→ **Written task**
Separate out the lines that hold "defecto".
++++ Given records ++++
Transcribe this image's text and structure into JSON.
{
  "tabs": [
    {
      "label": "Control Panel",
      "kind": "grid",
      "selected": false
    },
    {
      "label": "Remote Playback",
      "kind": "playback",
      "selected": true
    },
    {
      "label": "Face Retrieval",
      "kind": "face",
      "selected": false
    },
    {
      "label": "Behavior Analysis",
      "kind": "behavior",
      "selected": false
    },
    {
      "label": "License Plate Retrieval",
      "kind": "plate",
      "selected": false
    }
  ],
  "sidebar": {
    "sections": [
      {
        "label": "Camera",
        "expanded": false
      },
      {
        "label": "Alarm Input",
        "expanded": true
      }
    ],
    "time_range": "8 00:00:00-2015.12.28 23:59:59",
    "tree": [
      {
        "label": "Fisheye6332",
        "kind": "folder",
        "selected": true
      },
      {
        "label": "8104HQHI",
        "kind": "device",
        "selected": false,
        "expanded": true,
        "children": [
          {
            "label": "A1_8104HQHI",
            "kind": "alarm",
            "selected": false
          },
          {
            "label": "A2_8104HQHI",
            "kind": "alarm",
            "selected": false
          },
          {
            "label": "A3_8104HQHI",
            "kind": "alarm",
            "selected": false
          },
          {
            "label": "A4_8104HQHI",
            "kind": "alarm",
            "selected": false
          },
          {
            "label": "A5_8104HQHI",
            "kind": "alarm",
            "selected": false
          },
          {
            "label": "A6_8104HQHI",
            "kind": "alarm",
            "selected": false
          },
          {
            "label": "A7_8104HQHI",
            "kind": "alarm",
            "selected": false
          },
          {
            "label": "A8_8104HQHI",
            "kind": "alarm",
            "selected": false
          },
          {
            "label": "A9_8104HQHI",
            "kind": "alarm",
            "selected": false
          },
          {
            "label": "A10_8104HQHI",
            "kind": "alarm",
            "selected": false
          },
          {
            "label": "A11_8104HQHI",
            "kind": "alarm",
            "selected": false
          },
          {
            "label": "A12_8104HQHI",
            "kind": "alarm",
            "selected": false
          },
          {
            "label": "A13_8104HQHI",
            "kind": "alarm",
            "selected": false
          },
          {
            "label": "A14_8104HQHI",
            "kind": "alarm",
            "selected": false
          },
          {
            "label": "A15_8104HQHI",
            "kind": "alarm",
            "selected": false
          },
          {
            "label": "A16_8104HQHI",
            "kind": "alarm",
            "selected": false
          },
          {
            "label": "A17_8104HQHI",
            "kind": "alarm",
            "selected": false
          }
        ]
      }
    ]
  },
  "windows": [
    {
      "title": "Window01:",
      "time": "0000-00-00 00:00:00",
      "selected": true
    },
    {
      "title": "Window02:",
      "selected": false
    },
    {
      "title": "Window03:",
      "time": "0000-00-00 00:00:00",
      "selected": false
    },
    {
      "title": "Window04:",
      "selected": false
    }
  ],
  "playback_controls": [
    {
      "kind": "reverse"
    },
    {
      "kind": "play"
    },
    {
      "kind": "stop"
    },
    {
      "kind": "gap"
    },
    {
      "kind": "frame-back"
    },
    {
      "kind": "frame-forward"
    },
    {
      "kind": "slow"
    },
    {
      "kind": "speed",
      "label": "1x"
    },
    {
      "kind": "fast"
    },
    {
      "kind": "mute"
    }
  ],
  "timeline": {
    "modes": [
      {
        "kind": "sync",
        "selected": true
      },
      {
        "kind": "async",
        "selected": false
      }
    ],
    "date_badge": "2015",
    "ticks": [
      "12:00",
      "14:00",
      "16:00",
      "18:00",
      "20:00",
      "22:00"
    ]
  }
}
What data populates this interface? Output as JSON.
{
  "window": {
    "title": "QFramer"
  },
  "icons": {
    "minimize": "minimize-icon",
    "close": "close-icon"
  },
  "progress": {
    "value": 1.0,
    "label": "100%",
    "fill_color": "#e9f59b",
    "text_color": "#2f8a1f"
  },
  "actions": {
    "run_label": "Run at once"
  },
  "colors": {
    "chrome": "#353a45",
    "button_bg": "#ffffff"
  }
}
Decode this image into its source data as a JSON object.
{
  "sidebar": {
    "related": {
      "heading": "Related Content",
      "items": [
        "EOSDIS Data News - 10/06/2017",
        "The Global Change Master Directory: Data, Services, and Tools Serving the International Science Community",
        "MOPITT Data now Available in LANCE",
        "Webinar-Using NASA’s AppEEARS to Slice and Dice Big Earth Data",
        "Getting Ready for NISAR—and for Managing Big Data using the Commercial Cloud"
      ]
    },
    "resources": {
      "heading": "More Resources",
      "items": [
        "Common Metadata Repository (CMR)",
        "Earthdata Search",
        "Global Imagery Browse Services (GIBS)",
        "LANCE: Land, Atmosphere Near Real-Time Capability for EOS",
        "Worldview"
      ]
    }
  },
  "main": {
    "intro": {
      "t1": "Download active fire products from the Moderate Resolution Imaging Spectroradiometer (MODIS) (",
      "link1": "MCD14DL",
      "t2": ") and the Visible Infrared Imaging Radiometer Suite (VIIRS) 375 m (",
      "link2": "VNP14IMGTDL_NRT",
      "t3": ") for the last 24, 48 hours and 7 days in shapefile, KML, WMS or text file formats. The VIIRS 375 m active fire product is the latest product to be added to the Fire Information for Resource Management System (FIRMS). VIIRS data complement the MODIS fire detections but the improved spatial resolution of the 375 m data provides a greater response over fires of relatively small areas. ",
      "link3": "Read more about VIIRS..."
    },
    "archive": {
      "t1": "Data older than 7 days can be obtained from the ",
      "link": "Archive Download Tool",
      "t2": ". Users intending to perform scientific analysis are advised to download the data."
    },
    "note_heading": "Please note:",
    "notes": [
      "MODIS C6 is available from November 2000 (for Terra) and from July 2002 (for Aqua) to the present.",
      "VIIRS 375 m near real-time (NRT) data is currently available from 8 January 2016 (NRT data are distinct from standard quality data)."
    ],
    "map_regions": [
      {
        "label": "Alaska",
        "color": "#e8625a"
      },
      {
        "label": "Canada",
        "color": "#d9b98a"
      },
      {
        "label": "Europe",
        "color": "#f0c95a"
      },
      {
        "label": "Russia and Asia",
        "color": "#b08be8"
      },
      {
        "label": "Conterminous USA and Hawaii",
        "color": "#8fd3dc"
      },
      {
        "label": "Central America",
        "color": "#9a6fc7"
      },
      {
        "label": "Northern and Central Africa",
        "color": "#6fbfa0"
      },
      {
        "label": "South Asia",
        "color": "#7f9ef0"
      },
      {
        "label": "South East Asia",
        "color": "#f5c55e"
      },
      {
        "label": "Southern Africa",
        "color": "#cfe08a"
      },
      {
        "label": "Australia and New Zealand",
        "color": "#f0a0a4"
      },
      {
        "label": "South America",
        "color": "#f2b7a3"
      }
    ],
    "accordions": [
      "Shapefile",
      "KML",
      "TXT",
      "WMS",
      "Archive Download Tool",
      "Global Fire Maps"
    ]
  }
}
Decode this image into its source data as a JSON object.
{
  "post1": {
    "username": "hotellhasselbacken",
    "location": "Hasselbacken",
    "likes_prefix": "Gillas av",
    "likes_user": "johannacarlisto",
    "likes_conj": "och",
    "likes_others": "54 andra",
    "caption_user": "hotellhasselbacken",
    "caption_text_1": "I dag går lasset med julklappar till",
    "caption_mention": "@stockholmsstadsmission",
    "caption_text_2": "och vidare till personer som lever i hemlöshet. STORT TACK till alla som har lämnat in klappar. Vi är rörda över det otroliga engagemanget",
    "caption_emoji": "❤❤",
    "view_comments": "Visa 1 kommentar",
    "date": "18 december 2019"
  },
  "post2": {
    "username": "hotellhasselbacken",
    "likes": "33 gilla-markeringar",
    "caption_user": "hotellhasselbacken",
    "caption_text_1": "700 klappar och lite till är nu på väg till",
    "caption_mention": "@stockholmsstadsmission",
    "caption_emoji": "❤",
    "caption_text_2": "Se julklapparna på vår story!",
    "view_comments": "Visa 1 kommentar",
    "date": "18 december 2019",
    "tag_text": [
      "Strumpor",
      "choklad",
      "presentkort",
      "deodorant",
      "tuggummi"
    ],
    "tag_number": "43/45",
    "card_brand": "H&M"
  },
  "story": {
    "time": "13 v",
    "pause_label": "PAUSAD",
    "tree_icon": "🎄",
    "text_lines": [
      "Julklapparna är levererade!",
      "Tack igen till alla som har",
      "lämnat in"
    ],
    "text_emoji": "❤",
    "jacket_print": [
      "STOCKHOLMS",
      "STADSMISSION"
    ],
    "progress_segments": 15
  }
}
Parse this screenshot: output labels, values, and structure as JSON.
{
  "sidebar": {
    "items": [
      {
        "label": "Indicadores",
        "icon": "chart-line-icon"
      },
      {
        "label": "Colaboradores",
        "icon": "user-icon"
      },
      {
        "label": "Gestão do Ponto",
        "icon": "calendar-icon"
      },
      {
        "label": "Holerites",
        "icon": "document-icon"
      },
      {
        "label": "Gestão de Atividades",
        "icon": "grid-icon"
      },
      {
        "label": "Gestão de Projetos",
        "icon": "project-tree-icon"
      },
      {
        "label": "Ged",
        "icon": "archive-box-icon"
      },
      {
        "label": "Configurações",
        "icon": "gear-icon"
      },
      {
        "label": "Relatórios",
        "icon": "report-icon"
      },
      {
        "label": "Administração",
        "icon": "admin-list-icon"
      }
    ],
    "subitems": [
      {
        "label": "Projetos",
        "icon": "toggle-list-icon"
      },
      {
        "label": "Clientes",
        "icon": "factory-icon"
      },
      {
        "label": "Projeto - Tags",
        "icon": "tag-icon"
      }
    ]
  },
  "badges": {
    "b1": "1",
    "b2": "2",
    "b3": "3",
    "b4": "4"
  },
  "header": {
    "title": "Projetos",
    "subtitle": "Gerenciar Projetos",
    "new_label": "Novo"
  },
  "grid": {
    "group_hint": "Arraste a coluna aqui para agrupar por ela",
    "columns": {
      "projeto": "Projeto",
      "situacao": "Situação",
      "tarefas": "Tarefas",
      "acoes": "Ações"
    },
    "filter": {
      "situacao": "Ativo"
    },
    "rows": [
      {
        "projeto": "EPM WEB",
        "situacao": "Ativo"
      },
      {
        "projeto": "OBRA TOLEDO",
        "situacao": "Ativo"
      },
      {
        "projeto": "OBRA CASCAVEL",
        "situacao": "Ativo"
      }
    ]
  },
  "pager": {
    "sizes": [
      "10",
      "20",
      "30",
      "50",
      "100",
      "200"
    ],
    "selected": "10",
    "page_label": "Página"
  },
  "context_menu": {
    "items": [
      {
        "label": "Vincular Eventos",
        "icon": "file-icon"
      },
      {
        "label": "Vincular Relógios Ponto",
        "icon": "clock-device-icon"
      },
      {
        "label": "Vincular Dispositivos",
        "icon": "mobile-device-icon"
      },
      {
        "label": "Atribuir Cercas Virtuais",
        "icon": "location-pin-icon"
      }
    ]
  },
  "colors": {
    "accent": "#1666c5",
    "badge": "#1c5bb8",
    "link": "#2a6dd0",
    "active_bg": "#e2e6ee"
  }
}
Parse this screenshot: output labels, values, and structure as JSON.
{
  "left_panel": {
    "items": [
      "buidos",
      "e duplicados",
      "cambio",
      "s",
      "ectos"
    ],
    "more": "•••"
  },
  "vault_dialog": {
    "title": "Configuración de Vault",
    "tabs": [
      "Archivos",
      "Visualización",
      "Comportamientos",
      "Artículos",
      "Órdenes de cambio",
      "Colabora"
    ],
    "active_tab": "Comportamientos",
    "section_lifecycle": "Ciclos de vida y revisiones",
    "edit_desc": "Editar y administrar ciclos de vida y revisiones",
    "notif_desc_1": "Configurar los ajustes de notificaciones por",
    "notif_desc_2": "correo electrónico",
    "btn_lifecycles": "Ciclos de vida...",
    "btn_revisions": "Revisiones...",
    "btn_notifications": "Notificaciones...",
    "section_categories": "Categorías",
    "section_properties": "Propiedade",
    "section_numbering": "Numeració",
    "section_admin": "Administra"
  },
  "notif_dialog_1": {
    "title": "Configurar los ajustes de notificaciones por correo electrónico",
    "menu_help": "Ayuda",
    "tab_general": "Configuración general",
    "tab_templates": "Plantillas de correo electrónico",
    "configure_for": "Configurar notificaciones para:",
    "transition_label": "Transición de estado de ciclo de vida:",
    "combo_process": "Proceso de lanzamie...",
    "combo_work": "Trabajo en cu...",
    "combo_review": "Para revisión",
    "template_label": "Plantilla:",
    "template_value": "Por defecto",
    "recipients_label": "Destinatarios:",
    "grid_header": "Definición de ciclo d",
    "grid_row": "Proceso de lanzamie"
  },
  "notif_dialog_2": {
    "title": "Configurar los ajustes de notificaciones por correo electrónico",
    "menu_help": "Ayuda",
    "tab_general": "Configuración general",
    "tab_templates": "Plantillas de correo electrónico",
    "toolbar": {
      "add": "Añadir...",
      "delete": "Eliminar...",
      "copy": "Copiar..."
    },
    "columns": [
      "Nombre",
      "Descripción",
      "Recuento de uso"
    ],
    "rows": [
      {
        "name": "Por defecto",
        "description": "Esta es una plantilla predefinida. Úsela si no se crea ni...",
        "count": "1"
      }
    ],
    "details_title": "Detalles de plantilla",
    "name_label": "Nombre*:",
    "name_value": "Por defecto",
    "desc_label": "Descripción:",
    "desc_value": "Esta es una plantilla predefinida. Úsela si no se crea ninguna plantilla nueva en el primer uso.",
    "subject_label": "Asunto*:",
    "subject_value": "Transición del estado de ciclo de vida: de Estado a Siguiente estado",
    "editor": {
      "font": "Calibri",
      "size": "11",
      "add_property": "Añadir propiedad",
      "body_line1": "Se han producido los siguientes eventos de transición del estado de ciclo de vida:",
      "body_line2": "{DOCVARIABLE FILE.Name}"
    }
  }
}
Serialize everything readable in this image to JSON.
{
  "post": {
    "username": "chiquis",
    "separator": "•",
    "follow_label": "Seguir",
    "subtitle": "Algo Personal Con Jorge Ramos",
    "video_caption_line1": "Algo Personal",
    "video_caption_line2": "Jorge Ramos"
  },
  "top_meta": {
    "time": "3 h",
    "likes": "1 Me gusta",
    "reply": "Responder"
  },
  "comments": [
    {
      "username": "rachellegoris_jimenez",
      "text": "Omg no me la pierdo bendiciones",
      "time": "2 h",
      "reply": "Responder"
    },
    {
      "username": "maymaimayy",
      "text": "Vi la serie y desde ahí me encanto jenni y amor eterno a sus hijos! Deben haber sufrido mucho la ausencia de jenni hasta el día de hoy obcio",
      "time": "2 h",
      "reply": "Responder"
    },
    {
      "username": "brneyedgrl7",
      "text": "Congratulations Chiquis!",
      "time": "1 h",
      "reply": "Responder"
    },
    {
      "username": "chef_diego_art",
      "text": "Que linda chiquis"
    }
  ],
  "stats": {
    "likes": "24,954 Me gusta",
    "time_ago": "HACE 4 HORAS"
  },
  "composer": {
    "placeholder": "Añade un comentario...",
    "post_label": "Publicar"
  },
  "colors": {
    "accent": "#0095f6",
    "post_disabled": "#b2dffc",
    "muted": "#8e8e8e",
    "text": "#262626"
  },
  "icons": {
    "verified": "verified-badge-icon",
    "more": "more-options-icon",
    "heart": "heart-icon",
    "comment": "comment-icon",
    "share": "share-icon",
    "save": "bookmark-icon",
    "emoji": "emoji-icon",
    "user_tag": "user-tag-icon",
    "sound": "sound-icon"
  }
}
++++
→ **Solution to this exercise**
    "template_value": "Por defecto",
        "name": "Por defecto",
    "name_value": "Por defecto",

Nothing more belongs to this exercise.